__Aim__. Scan the listing below. Report each line that includes "Rojo".

(Stored records)
>> Start
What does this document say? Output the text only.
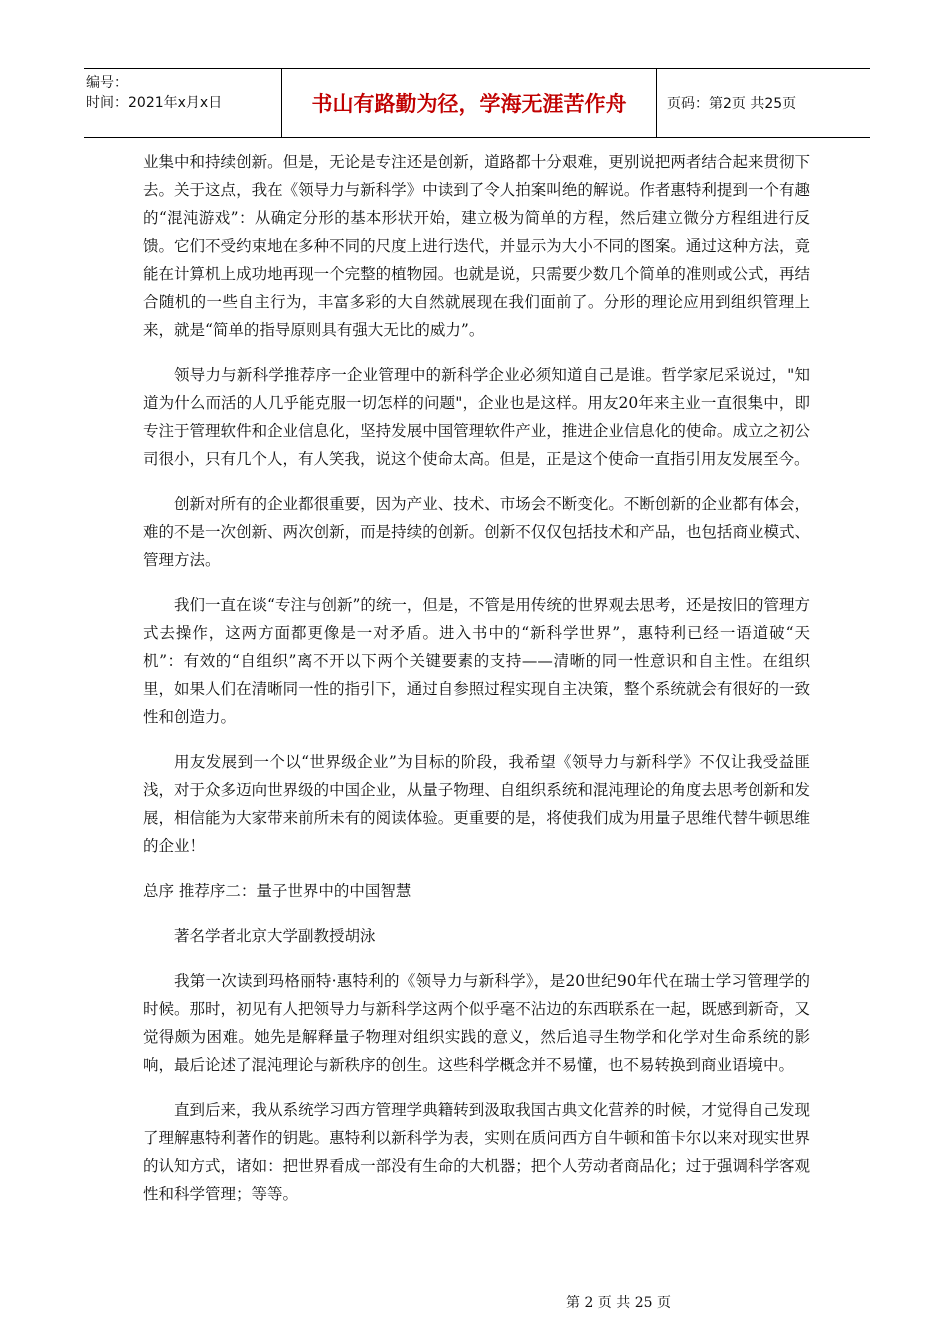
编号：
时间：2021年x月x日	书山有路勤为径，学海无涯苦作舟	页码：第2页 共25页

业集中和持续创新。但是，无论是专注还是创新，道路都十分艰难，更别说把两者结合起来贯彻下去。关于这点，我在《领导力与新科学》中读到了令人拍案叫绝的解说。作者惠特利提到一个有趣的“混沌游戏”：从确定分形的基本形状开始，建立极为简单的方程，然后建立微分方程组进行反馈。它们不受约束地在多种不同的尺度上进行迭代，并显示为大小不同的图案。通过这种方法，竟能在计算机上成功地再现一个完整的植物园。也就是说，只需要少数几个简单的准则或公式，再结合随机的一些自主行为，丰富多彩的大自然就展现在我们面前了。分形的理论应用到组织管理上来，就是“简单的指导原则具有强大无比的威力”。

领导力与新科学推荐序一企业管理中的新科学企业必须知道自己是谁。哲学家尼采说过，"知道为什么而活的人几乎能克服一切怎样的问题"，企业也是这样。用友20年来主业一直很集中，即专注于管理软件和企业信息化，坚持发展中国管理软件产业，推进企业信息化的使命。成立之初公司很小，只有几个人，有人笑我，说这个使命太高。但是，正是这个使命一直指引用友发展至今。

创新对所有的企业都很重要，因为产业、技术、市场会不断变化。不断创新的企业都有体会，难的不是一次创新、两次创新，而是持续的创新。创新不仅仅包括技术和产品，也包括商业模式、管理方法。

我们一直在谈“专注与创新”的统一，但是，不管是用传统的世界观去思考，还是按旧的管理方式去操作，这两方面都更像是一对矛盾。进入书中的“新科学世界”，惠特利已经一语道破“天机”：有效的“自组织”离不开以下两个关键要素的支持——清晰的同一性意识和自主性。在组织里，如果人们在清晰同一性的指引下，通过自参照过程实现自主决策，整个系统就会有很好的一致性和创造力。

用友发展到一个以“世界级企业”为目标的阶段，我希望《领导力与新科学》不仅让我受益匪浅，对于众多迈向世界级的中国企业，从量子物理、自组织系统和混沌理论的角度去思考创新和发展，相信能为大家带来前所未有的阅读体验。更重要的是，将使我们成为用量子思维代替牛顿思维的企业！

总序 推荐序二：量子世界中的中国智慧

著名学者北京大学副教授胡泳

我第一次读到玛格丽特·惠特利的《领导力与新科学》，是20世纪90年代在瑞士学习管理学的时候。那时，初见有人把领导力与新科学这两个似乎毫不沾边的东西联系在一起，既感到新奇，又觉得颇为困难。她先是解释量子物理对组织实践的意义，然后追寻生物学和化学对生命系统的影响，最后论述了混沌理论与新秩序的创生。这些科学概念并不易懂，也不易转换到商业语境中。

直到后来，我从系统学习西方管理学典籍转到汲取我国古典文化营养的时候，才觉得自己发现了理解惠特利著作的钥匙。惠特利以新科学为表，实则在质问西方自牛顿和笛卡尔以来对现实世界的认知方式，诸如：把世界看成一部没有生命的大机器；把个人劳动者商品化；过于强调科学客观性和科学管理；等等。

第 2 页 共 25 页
>> End
>> Start
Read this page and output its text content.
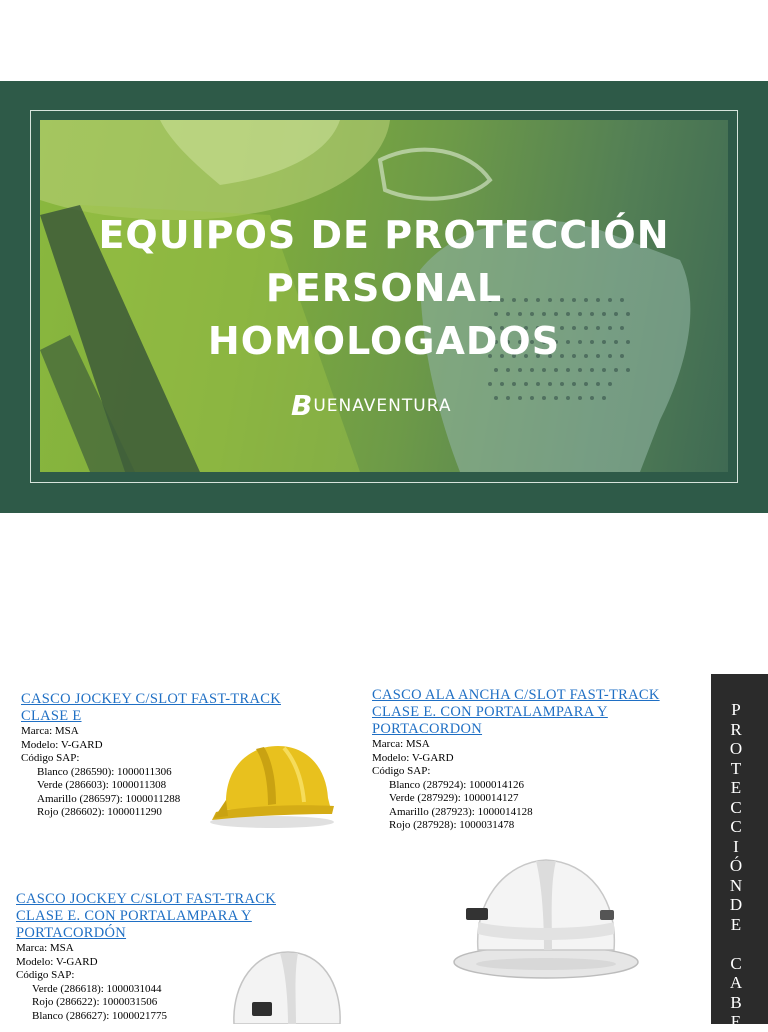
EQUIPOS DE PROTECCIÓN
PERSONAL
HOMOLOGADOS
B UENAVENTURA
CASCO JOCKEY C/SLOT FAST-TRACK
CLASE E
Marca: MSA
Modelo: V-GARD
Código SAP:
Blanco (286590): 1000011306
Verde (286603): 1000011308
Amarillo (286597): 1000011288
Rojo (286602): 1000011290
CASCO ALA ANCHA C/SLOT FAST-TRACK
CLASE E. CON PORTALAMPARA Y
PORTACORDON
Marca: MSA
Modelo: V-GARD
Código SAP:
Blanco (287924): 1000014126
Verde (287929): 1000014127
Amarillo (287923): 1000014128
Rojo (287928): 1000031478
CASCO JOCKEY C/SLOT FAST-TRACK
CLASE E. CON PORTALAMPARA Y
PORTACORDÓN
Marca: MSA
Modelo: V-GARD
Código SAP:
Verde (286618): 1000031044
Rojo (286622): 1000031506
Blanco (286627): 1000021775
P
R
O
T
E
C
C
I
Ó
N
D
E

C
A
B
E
>> End
>> Start
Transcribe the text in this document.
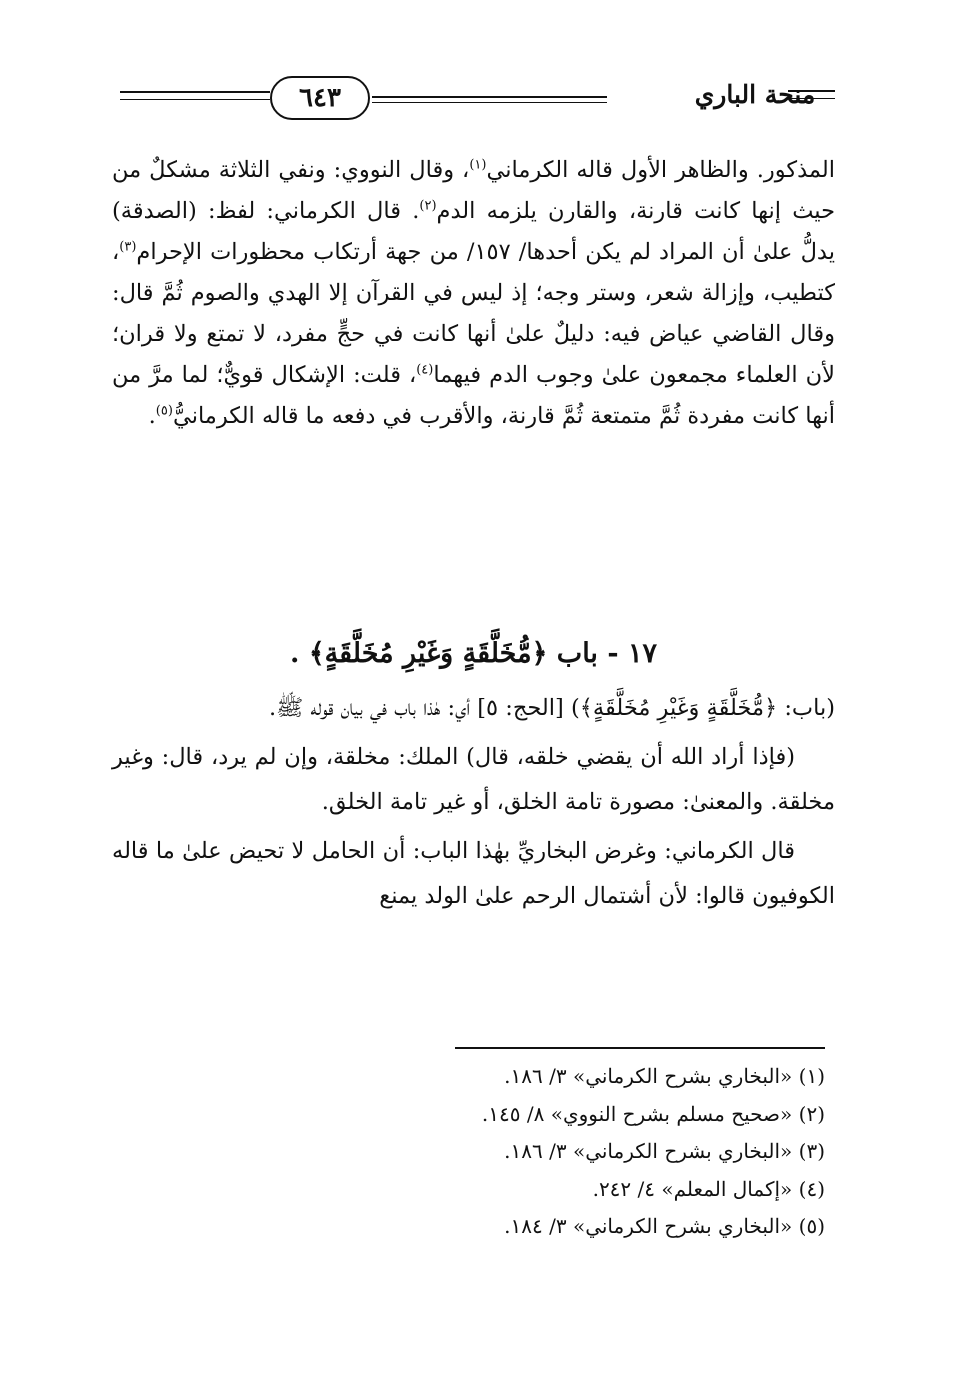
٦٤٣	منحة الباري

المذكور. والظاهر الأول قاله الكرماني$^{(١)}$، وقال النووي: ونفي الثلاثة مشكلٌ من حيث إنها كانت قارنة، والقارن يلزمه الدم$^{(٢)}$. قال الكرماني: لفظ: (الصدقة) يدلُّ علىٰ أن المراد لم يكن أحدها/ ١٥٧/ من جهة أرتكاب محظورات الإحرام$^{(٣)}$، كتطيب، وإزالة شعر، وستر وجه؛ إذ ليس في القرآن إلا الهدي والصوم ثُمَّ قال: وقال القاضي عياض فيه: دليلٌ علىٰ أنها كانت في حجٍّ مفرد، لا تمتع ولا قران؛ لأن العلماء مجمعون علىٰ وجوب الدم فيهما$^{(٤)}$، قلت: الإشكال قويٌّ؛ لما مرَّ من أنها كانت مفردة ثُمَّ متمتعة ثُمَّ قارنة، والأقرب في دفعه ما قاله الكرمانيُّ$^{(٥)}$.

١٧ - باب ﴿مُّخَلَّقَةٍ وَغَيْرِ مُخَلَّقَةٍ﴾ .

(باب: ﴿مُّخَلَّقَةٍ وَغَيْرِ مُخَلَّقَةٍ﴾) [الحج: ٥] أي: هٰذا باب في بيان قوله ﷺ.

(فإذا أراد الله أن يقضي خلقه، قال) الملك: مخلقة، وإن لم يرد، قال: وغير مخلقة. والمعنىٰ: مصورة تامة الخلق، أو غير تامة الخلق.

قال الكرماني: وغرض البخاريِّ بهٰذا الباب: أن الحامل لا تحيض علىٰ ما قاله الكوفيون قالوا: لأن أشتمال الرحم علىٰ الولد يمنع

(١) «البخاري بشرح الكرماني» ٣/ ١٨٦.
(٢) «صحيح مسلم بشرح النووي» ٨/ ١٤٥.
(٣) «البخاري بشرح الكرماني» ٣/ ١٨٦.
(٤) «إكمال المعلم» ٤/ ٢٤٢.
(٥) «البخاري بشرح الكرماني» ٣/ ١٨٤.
>> End
__Exercise result__.
Rojo (286602): 1000011290
Rojo (287928): 1000031478
Rojo (286622): 1000031506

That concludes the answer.